>>>
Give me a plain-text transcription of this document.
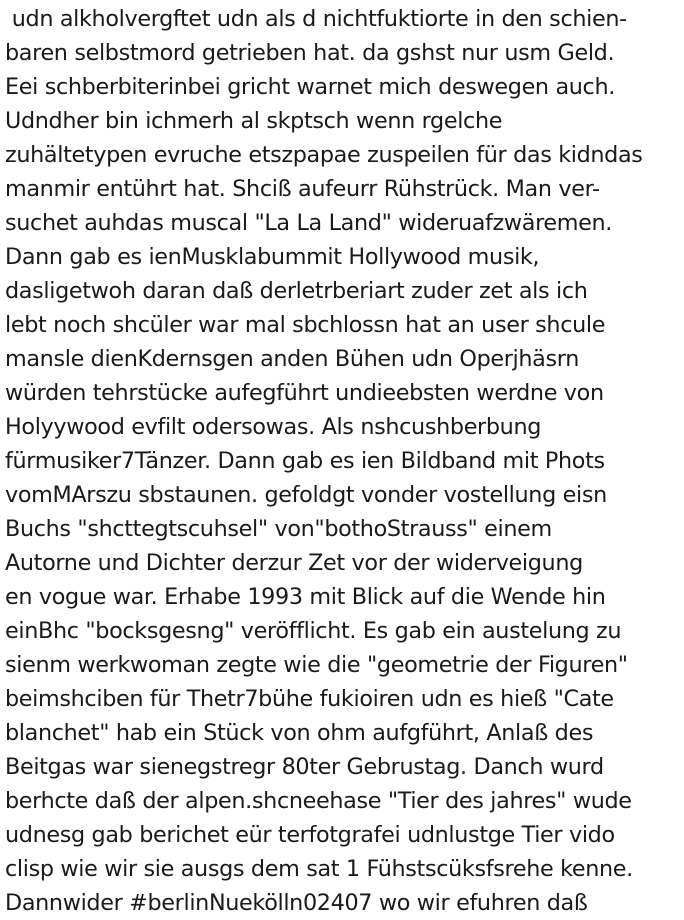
udn alkholvergftet udn als d nichtfuktiorte in den schien-
baren selbstmord getrieben hat. da gshst nur usm Geld.
Eei schberbiterinbei gricht warnet mich deswegen auch.
Udndher bin ichmerh al skptsch wenn rgelche
zuhältetypen evruche etszpapae zuspeilen für das kidndas
manmir entührt hat. Shciß aufeurr Rühstrück. Man ver-
suchet auhdas muscal "La La Land" wideruafzwäremen.
Dann gab es ienMusklabummit Hollywood musik,
dasligetwoh daran daß derletrberiart zuder zet als ich
lebt noch shcüler war mal sbchlossn hat an user shcule
mansle dienKdernsgen anden Bühen udn Operjhäsrn
würden tehrstücke aufegführt undieebsten werdne von
Holyywood evfilt odersowas. Als nshcushberbung
fürmusiker7Tänzer. Dann gab es ien Bildband mit Phots
vomMArszu sbstaunen. gefoldgt vonder vostellung eisn
Buchs "shcttegtscuhsel" von"bothoStrauss" einem
Autorne und Dichter derzur Zet vor der widerveigung
en vogue war. Erhabe 1993 mit Blick auf die Wende hin
einBhc "bocksgesng" veröfflicht. Es gab ein austelung zu
sienm werkwoman zegte wie die "geometrie der Figuren"
beimshciben für Thetr7bühe fukioiren udn es hieß "Cate
blanchet" hab ein Stück von ohm aufgführt, Anlaß des
Beitgas war sienegstregr 80ter Gebrustag. Danch wurd
berhcte daß der alpen.shcneehase "Tier des jahres" wude
udnesg gab berichet eür terfotgrafei udnlustge Tier vido
clisp wie wir sie ausgs dem sat 1 Fühstscüksfsrehe kenne.
Dannwider #berlinNuekölln02407 wo wir efuhren daß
<<<
_Requirements:_
For this exercise, gather every line of the data that contains the word "Tier".

_Response to the exercise:_
berhcte daß der alpen.shcneehase "Tier des jahres" wude
udnesg gab berichet eür terfotgrafei udnlustge Tier vido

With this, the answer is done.